--- begin Record excerpts ---

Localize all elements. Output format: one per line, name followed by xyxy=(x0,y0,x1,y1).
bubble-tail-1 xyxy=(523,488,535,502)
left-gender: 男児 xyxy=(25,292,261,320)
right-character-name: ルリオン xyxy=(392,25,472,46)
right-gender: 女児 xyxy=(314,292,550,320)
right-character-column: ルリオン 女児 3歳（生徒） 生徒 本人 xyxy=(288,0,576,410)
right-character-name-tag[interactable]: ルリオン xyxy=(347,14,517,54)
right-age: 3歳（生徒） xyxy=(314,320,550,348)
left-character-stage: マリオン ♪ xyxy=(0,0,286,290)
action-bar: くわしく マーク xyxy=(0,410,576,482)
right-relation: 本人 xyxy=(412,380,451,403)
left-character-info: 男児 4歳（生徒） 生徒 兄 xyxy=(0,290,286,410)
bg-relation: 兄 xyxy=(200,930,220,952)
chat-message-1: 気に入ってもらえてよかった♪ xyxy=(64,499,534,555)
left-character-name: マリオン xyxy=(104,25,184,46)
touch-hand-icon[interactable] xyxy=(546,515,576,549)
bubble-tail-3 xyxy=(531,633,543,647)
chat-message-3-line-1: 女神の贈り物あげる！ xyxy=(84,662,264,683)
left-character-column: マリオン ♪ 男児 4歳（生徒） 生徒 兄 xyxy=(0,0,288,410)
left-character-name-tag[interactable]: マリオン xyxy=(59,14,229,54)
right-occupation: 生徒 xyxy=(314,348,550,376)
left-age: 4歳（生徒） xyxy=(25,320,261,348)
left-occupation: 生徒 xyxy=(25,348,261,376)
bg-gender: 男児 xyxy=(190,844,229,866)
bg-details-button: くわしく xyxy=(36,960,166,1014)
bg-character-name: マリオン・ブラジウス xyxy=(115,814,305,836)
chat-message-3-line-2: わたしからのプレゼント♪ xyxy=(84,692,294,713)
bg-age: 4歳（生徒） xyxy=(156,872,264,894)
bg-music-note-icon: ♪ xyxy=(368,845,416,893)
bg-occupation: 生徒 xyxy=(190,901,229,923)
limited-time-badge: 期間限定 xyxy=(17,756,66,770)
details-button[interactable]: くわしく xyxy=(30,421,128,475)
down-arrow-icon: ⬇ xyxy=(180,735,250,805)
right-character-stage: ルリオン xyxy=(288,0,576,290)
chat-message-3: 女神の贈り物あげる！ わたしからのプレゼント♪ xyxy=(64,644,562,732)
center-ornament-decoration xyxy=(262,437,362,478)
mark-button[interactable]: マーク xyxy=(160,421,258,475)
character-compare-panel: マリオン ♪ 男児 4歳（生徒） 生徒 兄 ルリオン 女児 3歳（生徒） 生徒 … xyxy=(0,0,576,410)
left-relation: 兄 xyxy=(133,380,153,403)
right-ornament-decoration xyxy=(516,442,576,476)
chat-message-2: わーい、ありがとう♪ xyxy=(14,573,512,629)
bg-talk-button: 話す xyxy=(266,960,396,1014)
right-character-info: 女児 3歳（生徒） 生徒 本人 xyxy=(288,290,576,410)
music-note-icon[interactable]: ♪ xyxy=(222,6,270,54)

--- end Record excerpts ---

### Written exercise
Rewrite the rows from the first line through the line holding "right-gender: 女児 xyxy=(314,292,550,320)", inclusive, replacing "Localize" with "Locate" and leaving everything else unchanged.

### Complete answer
Locate all elements. Output format: one per line, name followed by xyxy=(x0,y0,x1,y1).
bubble-tail-1 xyxy=(523,488,535,502)
left-gender: 男児 xyxy=(25,292,261,320)
right-character-name: ルリオン xyxy=(392,25,472,46)
right-gender: 女児 xyxy=(314,292,550,320)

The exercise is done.